Transcribe each record exactly. Include every one.

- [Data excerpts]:
···
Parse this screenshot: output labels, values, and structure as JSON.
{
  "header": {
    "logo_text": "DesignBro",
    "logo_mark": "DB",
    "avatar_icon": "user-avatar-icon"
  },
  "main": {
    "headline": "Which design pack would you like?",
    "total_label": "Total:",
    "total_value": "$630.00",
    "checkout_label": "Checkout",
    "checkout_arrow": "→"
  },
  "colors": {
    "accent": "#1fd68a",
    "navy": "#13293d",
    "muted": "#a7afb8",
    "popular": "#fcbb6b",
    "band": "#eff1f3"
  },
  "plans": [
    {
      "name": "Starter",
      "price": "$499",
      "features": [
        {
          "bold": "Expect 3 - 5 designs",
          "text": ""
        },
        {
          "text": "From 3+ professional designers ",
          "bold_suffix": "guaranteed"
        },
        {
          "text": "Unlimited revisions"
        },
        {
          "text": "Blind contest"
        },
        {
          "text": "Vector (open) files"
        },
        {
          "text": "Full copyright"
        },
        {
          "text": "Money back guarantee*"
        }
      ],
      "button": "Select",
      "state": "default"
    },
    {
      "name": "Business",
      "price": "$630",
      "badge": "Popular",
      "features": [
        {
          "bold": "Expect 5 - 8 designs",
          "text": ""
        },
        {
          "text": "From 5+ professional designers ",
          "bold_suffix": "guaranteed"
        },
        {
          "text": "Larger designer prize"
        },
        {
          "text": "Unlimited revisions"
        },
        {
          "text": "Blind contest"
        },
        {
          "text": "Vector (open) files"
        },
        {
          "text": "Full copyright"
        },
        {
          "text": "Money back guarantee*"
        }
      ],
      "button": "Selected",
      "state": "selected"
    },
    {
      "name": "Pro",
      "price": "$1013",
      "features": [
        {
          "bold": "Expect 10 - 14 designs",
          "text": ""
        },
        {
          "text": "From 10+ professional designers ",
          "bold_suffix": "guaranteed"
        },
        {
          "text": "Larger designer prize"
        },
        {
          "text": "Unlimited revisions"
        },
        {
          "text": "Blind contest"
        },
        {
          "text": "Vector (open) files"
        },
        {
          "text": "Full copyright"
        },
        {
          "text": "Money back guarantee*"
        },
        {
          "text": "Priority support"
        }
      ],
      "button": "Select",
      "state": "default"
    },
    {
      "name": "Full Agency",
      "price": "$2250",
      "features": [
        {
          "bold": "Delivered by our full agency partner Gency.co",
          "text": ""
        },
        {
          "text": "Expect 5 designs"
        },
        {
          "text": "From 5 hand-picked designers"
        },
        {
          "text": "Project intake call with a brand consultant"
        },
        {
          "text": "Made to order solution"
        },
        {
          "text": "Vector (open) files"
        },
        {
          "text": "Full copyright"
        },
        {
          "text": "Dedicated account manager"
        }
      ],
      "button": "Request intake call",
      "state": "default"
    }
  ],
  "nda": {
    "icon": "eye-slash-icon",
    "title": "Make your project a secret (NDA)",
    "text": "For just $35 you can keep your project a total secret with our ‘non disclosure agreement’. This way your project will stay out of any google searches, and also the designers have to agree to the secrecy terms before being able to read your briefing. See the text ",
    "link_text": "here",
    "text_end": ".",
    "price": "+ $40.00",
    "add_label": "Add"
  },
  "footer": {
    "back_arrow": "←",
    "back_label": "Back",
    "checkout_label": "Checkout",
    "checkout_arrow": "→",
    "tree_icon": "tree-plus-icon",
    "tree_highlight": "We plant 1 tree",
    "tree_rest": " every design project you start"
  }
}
···
- [Answer]:
Parse this screenshot: output labels, values, and structure as JSON.
{
  "header": {
    "logo_text": "DesignBro",
    "logo_mark": "DB",
    "avatar_icon": "user-avatar-icon"
  },
  "main": {
    "headline": "Which design pack would you like?",
    "total_label": "Total:",
    "total_value": "$630.00",
    "checkout_label": "Checkout",
    "checkout_arrow": "→"
  },
  "colors": {
    "accent": "#1fd68a",
    "navy": "#13293d",
    "muted": "#a7afb8",
    "popular": "#fcbb6b",
    "band": "#eff1f3"
  },
  "plans": [
    {
      "name": "Starter",
      "price": "$499",
      "features": [
        {
          "bold": "Expect 3 - 5 designs",
          "text": ""
        },
        {
          "text": "From 3+ professional designers ",
          "bold_suffix": "guaranteed"
        },
        {
          "text": "Unlimited revisions"
        },
        {
          "text": "Blind contest"
        },
        {
          "text": "Vector (open) files"
        },
        {
          "text": "Full copyright"
        },
        {
          "text": "Money back guarantee*"
        }
      ],
      "button": "Select",
      "state": "default"
    },
    {
      "name": "Business",
      "price": "$630",
      "badge": "Popular",
      "features": [
        {
          "bold": "Expect 5 - 8 designs",
          "text": ""
        },
        {
          "text": "From 5+ professional designers ",
          "bold_suffix": "guaranteed"
        },
        {
          "text": "Larger designer prize"
        },
        {
          "text": "Unlimited revisions"
        },
        {
          "text": "Blind contest"
        },
        {
          "text": "Vector (open) files"
        },
        {
          "text": "Full copyright"
        },
        {
          "text": "Money back guarantee*"
        }
      ],
      "button": "Selected",
      "state": "selected"
    },
    {
      "name": "Pro",
      "price": "$1013",
      "features": [
        {
          "bold": "Expect 10 - 14 designs",
          "text": ""
        },
        {
          "text": "From 10+ professional designers ",
          "bold_suffix": "guaranteed"
        },
        {
          "text": "Larger designer prize"
        },
        {
          "text": "Unlimited revisions"
        },
        {
          "text": "Blind contest"
        },
        {
          "text": "Vector (open) files"
        },
        {
          "text": "Full copyright"
        },
        {
          "text": "Money back guarantee*"
        },
        {
          "text": "Priority support"
        }
      ],
      "button": "Select",
      "state": "default"
    },
    {
      "name": "Full Agency",
      "price": "$2250",
      "features": [
        {
          "bold": "Delivered by our full agency partner Gency.co",
          "text": ""
        },
        {
          "text": "Expect 5 designs"
        },
        {
          "text": "From 5 hand-picked designers"
        },
        {
          "text": "Project intake call with a brand consultant"
        },
        {
          "text": "Made to order solution"
        },
        {
          "text": "Vector (open) files"
        },
        {
          "text": "Full copyright"
        },
        {
          "text": "Dedicated account manager"
        }
      ],
      "button": "Request intake call",
      "state": "default"
    }
  ],
  "nda": {
    "icon": "eye-slash-icon",
    "title": "Make your project a secret (NDA)",
    "text": "For just $35 you can keep your project a total secret with our ‘non disclosure agreement’. This way your project will stay out of any google searches, and also the designers have to agree to the secrecy terms before being able to read your briefing. See the text ",
    "link_text": "here",
    "text_end": ".",
    "price": "+ $40.00",
    "add_label": "Add"
  },
  "footer": {
    "back_arrow": "←",
    "back_label": "Back",
    "checkout_label": "Checkout",
    "checkout_arrow": "→",
    "tree_icon": "tree-plus-icon",
    "tree_highlight": "We plant 1 tree",
    "tree_rest": " every design project you start"
  }
}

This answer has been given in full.